Copy the lines from the listing below, starting with the line that contains "diff-colorbar-swatch (1276, 1455, 1340, 1482)" and going on through the line that contains "diff-colorbar-tick-label: 20 (1351, 1318, 1376, 1342)", with both of those lines included. Reproduce only those lines, unchanged.

-- BEGIN SUPPLIED INFORMATION --

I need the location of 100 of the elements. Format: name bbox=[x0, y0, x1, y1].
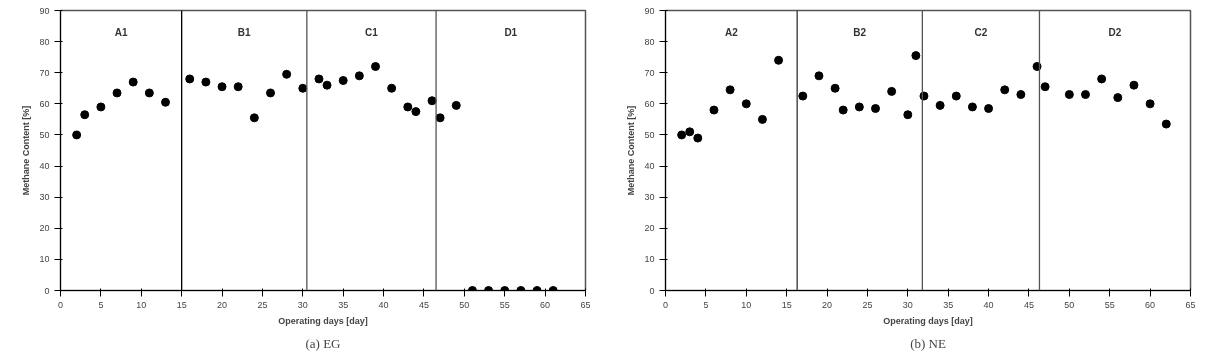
point bbox=[903, 110, 913, 120]
point bbox=[128, 77, 138, 87]
x-tick-label: 10 bbox=[741, 299, 752, 310]
point bbox=[951, 91, 961, 101]
point bbox=[693, 133, 703, 143]
x-tick-label: 25 bbox=[257, 299, 268, 310]
point bbox=[685, 127, 695, 137]
point bbox=[233, 82, 243, 92]
x-tick-label: 5 bbox=[98, 299, 104, 310]
x-tick-label: 35 bbox=[338, 299, 349, 310]
point bbox=[1000, 85, 1010, 95]
point bbox=[96, 102, 106, 112]
x-tick-label: 25 bbox=[862, 299, 873, 310]
point bbox=[1040, 82, 1050, 92]
point bbox=[984, 104, 994, 113]
y-tick-label: 50 bbox=[39, 129, 50, 140]
point bbox=[1161, 119, 1171, 129]
x-axis-title: Operating days [day] bbox=[278, 315, 368, 326]
point bbox=[249, 113, 259, 123]
y-tick-label: 20 bbox=[39, 223, 50, 234]
y-tick-label: 60 bbox=[39, 98, 50, 109]
y-tick-label: 0 bbox=[44, 285, 50, 296]
point bbox=[80, 110, 90, 120]
point bbox=[741, 99, 751, 109]
point bbox=[871, 104, 880, 113]
x-tick-label: 35 bbox=[943, 299, 954, 310]
point bbox=[1064, 90, 1074, 99]
point bbox=[887, 86, 897, 96]
point bbox=[282, 69, 292, 79]
x-tick-label: 0 bbox=[663, 299, 669, 310]
y-tick-label: 70 bbox=[39, 67, 50, 78]
x-axis-title: Operating days [day] bbox=[883, 315, 973, 326]
x-tick-label: 50 bbox=[1064, 299, 1075, 310]
y-tick-label: 10 bbox=[644, 254, 655, 265]
annotation: C1 bbox=[365, 27, 379, 38]
x-tick-label: 15 bbox=[781, 299, 792, 310]
x-tick-label: 30 bbox=[297, 299, 308, 310]
y-tick-label: 30 bbox=[644, 192, 655, 203]
point bbox=[854, 102, 864, 112]
point bbox=[298, 83, 308, 93]
x-tick-label: 15 bbox=[176, 299, 187, 310]
point bbox=[322, 80, 332, 90]
point bbox=[201, 77, 211, 87]
point bbox=[161, 97, 170, 107]
y-tick-label: 10 bbox=[39, 254, 50, 265]
point bbox=[217, 82, 227, 92]
x-tick-label: 0 bbox=[58, 299, 64, 310]
annotation: A1 bbox=[114, 27, 128, 38]
point bbox=[1145, 99, 1155, 109]
x-tick-label: 20 bbox=[217, 299, 228, 310]
point bbox=[774, 55, 784, 65]
point bbox=[1081, 90, 1090, 99]
point bbox=[814, 71, 824, 81]
annotation: D2 bbox=[1108, 27, 1122, 38]
y-tick-label: 90 bbox=[39, 5, 50, 16]
point bbox=[935, 100, 945, 110]
point bbox=[403, 102, 413, 112]
x-tick-label: 65 bbox=[580, 299, 591, 310]
y-tick-label: 50 bbox=[644, 129, 655, 140]
y-tick-label: 40 bbox=[39, 161, 50, 172]
annotation: A2 bbox=[724, 27, 739, 38]
point bbox=[838, 105, 848, 115]
y-axis-title: Methane Content [%] bbox=[626, 105, 637, 196]
point bbox=[371, 62, 380, 71]
point bbox=[354, 71, 364, 81]
x-tick-label: 60 bbox=[1145, 299, 1156, 310]
point bbox=[72, 130, 82, 140]
point bbox=[1016, 90, 1026, 99]
y-tick-label: 90 bbox=[644, 5, 655, 16]
x-tick-label: 40 bbox=[983, 299, 994, 310]
point bbox=[338, 76, 348, 85]
point bbox=[185, 74, 195, 84]
point bbox=[1113, 93, 1123, 103]
annotation: D1 bbox=[504, 27, 518, 38]
y-tick-label: 20 bbox=[644, 223, 655, 234]
point bbox=[1097, 74, 1107, 84]
x-tick-label: 50 bbox=[459, 299, 470, 310]
point bbox=[677, 130, 687, 140]
point bbox=[911, 51, 921, 61]
text: (a) EG bbox=[305, 335, 341, 351]
x-tick-label: 45 bbox=[418, 299, 429, 310]
point bbox=[427, 96, 437, 106]
y-tick-label: 60 bbox=[644, 98, 655, 109]
point bbox=[725, 85, 735, 95]
x-tick-label: 5 bbox=[703, 299, 709, 310]
annotation: B1 bbox=[237, 27, 252, 38]
annotation: B2 bbox=[853, 27, 867, 38]
x-tick-label: 55 bbox=[1104, 299, 1115, 310]
x-tick-label: 10 bbox=[136, 299, 147, 310]
x-tick-label: 55 bbox=[499, 299, 510, 310]
point bbox=[451, 100, 461, 110]
point bbox=[1129, 80, 1139, 90]
point bbox=[144, 88, 154, 98]
y-tick-label: 70 bbox=[644, 67, 655, 78]
x-tick-label: 45 bbox=[1023, 299, 1034, 310]
point bbox=[798, 91, 808, 101]
y-tick-label: 30 bbox=[39, 192, 50, 203]
x-tick-label: 40 bbox=[378, 299, 389, 310]
x-tick-label: 30 bbox=[902, 299, 913, 310]
text: (b) NE bbox=[910, 335, 946, 351]
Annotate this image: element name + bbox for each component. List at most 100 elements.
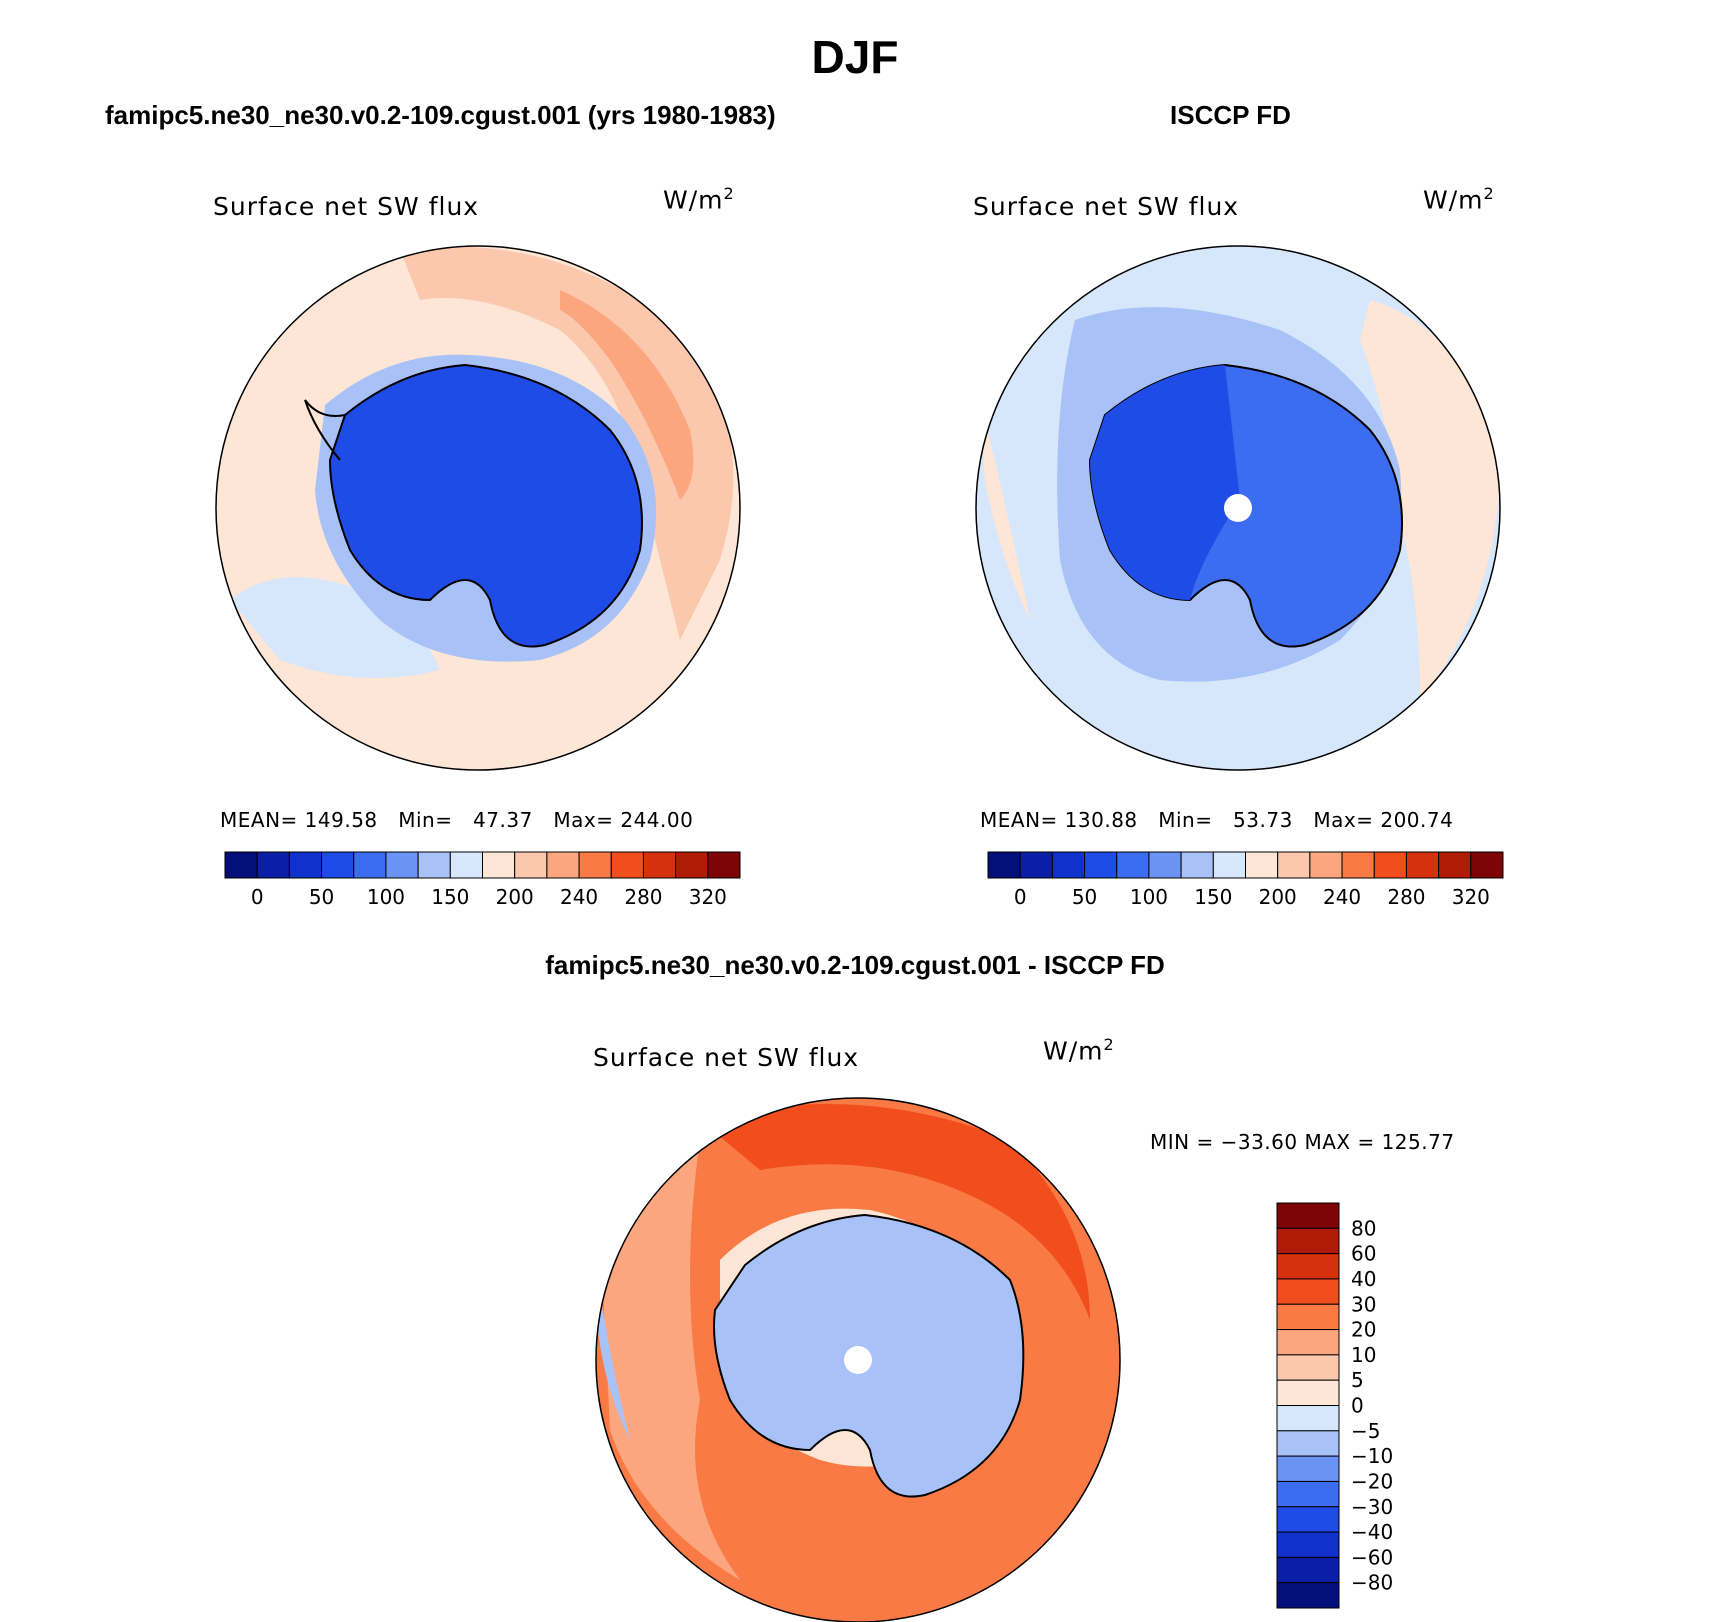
diff-colorbar-swatch (1276, 1455, 1340, 1482)
diff-colorbar-tick-label: −40 (1351, 1520, 1393, 1544)
obs-colorbar-swatch (1277, 851, 1311, 879)
model-colorbar-swatch (675, 851, 709, 879)
model-peninsula (304, 399, 346, 461)
diff-colorbar-swatch (1276, 1303, 1340, 1331)
obs-colorbar-swatch (1019, 851, 1053, 879)
model-colorbar-swatch (707, 851, 741, 879)
diff-colorbar-tick-label: 20 (1351, 1318, 1376, 1342)
diff-colorbar-swatch (1276, 1582, 1340, 1609)
model-colorbar-tick-label: 50 (309, 885, 334, 909)
model-colorbar-swatch (546, 851, 580, 879)
obs-colorbar-swatch (1051, 851, 1086, 879)
diff-colorbar-tick-label: 5 (1351, 1368, 1364, 1392)
model-warm-ring (400, 246, 734, 640)
main-title: DJF (811, 31, 899, 83)
obs-colorbar-swatch (1084, 851, 1118, 879)
diff-colorbar-tick-label: −20 (1351, 1469, 1393, 1493)
model-colorbar-swatch (514, 851, 548, 879)
diff-map-frame (595, 1097, 1121, 1622)
model-panel-header: famipc5.ne30_ne30.v0.2-109.cgust.001 (yr… (105, 100, 776, 130)
model-map-frame (215, 245, 741, 771)
model-colorbar-swatch (449, 851, 483, 879)
obs-warm-west (980, 400, 1030, 620)
diff-colorbar-swatch (1276, 1531, 1340, 1558)
diff-colorbar-tick-label: 80 (1351, 1216, 1376, 1240)
diff-variable-title: Surface net SW flux (593, 1043, 860, 1072)
diff-colorbar-swatch (1276, 1430, 1340, 1457)
diff-weak-west (600, 1140, 740, 1580)
model-colorbar-tick-label: 200 (496, 885, 534, 909)
diff-strong-north (700, 1104, 1090, 1320)
model-map (216, 246, 740, 770)
model-antarctica (328, 363, 643, 648)
diff-colorbar-swatch (1276, 1329, 1340, 1356)
diff-colorbar-tick-label: −60 (1351, 1545, 1393, 1569)
model-colorbar-swatch (417, 851, 451, 879)
diff-cool-west-edge (598, 1280, 630, 1440)
diff-colorbar-swatch (1276, 1480, 1340, 1508)
diff-colorbar-swatch (1276, 1556, 1340, 1584)
model-colorbar: 0 50 100 150 200 240 280 320 (224, 851, 741, 909)
obs-map (976, 246, 1500, 770)
obs-stats: MEAN= 130.88 Min= 53.73 Max= 200.74 (980, 808, 1454, 832)
obs-map-frame (975, 245, 1501, 771)
diff-colorbar-swatch (1276, 1506, 1340, 1533)
obs-colorbar-tick-label: 50 (1072, 885, 1097, 909)
model-colorbar-tick-label: 280 (624, 885, 662, 909)
model-colorbar-tick-label: 0 (251, 885, 264, 909)
obs-colorbar-swatch (1405, 851, 1440, 879)
obs-colorbar-tick-label: 0 (1014, 885, 1027, 909)
obs-colorbar-swatch (1245, 851, 1279, 879)
obs-colorbar-tick-label: 100 (1130, 885, 1168, 909)
obs-colorbar-tick-label: 150 (1194, 885, 1232, 909)
diff-colorbar-swatch (1276, 1227, 1340, 1255)
diff-colorbar-swatch (1276, 1278, 1340, 1305)
obs-antarctica-west (1090, 365, 1240, 600)
obs-colorbar-swatch (1470, 851, 1504, 879)
model-colorbar-swatch (610, 851, 644, 879)
diff-minmax: MIN = −33.60 MAX = 125.77 (1150, 1130, 1455, 1154)
model-colorbar-swatch (256, 851, 290, 879)
diff-colorbar-tick-label: 0 (1351, 1394, 1364, 1418)
obs-units: W/m2 (1423, 184, 1495, 215)
obs-warm-east (1360, 300, 1500, 700)
diff-colorbar-swatch (1276, 1253, 1340, 1280)
diff-map (596, 1098, 1120, 1622)
model-colorbar-swatch (482, 851, 516, 879)
diff-colorbar-swatch (1276, 1379, 1340, 1406)
diff-colorbar-swatch (1276, 1202, 1340, 1229)
diff-units: W/m2 (1043, 1035, 1115, 1066)
model-colorbar-swatch (578, 851, 612, 879)
obs-colorbar-tick-label: 320 (1452, 885, 1490, 909)
obs-colorbar-swatch (1373, 851, 1407, 879)
diff-colorbar-tick-label: 40 (1351, 1267, 1376, 1291)
obs-colorbar-tick-label: 280 (1387, 885, 1425, 909)
obs-colorbar-tick-label: 200 (1259, 885, 1297, 909)
model-colorbar-tick-label: 240 (560, 885, 598, 909)
model-stats: MEAN= 149.58 Min= 47.37 Max= 244.00 (220, 808, 694, 832)
diff-colorbar-swatch (1276, 1354, 1340, 1381)
diff-colorbar-tick-label: 10 (1351, 1343, 1376, 1367)
obs-colorbar-tick-label: 240 (1323, 885, 1361, 909)
diff-colorbar-tick-label: −30 (1351, 1495, 1393, 1519)
model-colorbar-swatch (353, 851, 387, 879)
diff-colorbar-tick-label: −5 (1351, 1419, 1380, 1443)
obs-colorbar-swatch (1116, 851, 1150, 879)
diff-colorbar-tick-label: −10 (1351, 1444, 1393, 1468)
diff-colorbar-swatch (1276, 1405, 1340, 1432)
model-colorbar-tick-label: 320 (689, 885, 727, 909)
obs-colorbar-swatch (1148, 851, 1182, 879)
model-colorbar-swatch (642, 851, 677, 879)
obs-colorbar-swatch (1341, 851, 1375, 879)
model-units: W/m2 (663, 184, 735, 215)
model-colorbar-swatch (321, 851, 355, 879)
obs-colorbar-swatch (987, 851, 1021, 879)
model-variable-title: Surface net SW flux (213, 192, 480, 221)
diff-colorbar-tick-label: −80 (1351, 1571, 1393, 1595)
obs-colorbar-swatch (1180, 851, 1214, 879)
diff-panel-header: famipc5.ne30_ne30.v0.2-109.cgust.001 - I… (545, 950, 1165, 980)
obs-colorbar-swatch (1212, 851, 1246, 879)
model-colorbar-swatch (288, 851, 323, 879)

-- END SUPPLIED INFORMATION --

**CORRECT ANSWER**
diff-colorbar-swatch (1276, 1455, 1340, 1482)
diff-colorbar-tick-label: −40 (1351, 1520, 1393, 1544)
obs-colorbar-swatch (1277, 851, 1311, 879)
model-colorbar-swatch (675, 851, 709, 879)
model-peninsula (304, 399, 346, 461)
diff-colorbar-swatch (1276, 1303, 1340, 1331)
obs-colorbar-swatch (1019, 851, 1053, 879)
model-colorbar-swatch (707, 851, 741, 879)
diff-colorbar-tick-label: 20 (1351, 1318, 1376, 1342)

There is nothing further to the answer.